Instruction: Working from the entries that follow, transcribe exactly and only the lines from the one with "Give me the" through the last, pictures excluded.

Data for processing:
_ _ _ _ _
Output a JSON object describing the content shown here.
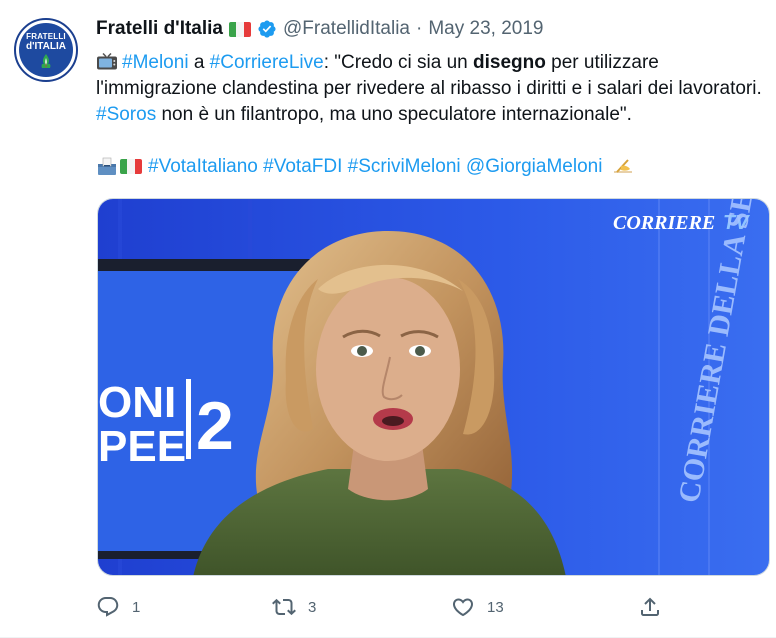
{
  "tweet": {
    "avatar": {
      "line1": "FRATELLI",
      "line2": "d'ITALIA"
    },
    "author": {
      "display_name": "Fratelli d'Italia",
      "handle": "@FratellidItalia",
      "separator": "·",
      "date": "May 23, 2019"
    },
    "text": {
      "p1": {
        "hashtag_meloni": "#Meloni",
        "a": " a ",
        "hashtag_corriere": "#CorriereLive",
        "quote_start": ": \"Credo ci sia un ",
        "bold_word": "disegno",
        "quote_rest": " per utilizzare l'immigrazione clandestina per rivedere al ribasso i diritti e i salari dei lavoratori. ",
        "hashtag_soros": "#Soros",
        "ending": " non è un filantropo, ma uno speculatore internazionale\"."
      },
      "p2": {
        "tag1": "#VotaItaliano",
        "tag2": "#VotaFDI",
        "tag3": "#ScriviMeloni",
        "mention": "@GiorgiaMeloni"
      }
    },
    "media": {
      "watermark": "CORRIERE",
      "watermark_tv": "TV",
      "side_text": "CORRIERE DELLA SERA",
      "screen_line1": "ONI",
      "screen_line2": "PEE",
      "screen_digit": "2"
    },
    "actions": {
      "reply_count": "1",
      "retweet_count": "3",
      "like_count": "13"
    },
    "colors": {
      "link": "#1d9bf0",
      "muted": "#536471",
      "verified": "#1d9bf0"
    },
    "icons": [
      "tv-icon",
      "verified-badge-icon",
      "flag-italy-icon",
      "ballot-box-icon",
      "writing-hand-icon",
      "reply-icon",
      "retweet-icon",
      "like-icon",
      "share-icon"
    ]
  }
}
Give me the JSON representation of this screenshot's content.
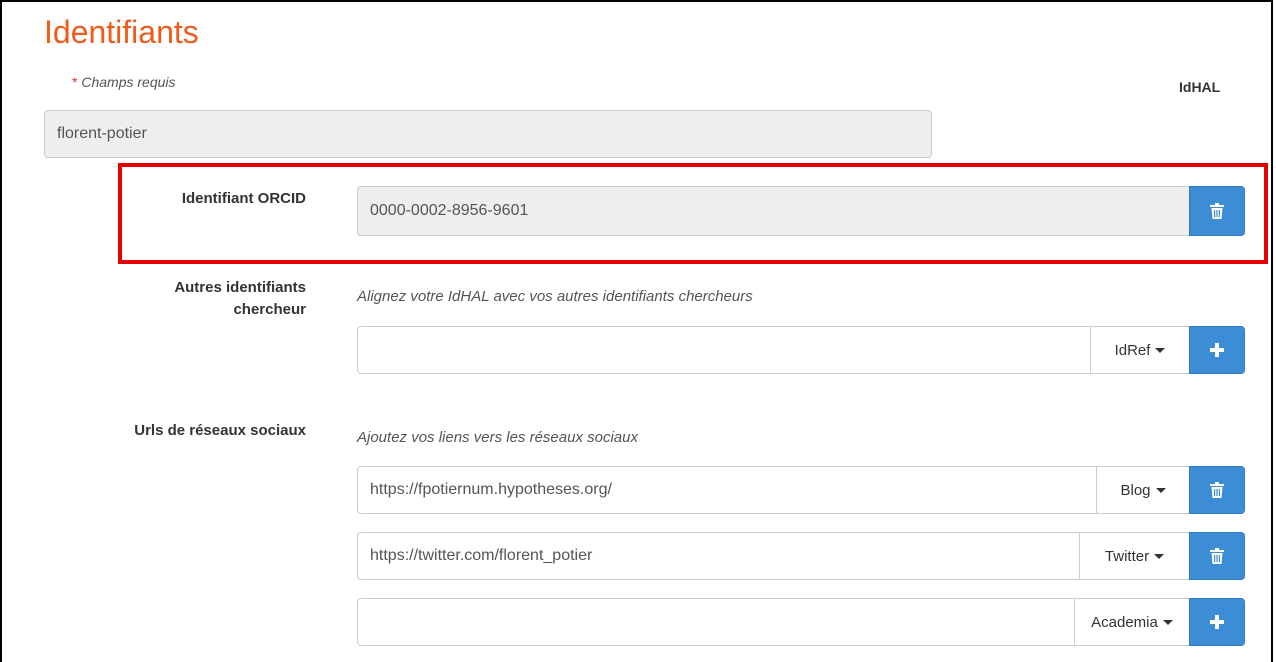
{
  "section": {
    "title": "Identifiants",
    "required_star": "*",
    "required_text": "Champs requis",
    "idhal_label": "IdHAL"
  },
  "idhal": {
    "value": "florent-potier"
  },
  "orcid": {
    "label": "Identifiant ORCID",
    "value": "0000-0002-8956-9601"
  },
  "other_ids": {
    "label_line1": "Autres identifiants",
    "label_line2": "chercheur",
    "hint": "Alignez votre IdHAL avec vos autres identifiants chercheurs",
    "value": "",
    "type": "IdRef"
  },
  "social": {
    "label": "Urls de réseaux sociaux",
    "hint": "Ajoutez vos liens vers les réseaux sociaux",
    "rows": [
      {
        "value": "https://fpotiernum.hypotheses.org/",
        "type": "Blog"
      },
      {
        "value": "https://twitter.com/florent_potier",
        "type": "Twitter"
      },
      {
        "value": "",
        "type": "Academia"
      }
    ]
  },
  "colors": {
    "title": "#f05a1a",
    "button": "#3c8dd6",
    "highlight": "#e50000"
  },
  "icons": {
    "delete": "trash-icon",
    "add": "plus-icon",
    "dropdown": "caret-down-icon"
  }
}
_ _ _ _ _
Correct answer:
Give me the JSON representation of this screenshot's content.
{
  "section": {
    "title": "Identifiants",
    "required_star": "*",
    "required_text": "Champs requis",
    "idhal_label": "IdHAL"
  },
  "idhal": {
    "value": "florent-potier"
  },
  "orcid": {
    "label": "Identifiant ORCID",
    "value": "0000-0002-8956-9601"
  },
  "other_ids": {
    "label_line1": "Autres identifiants",
    "label_line2": "chercheur",
    "hint": "Alignez votre IdHAL avec vos autres identifiants chercheurs",
    "value": "",
    "type": "IdRef"
  },
  "social": {
    "label": "Urls de réseaux sociaux",
    "hint": "Ajoutez vos liens vers les réseaux sociaux",
    "rows": [
      {
        "value": "https://fpotiernum.hypotheses.org/",
        "type": "Blog"
      },
      {
        "value": "https://twitter.com/florent_potier",
        "type": "Twitter"
      },
      {
        "value": "",
        "type": "Academia"
      }
    ]
  },
  "colors": {
    "title": "#f05a1a",
    "button": "#3c8dd6",
    "highlight": "#e50000"
  },
  "icons": {
    "delete": "trash-icon",
    "add": "plus-icon",
    "dropdown": "caret-down-icon"
  }
}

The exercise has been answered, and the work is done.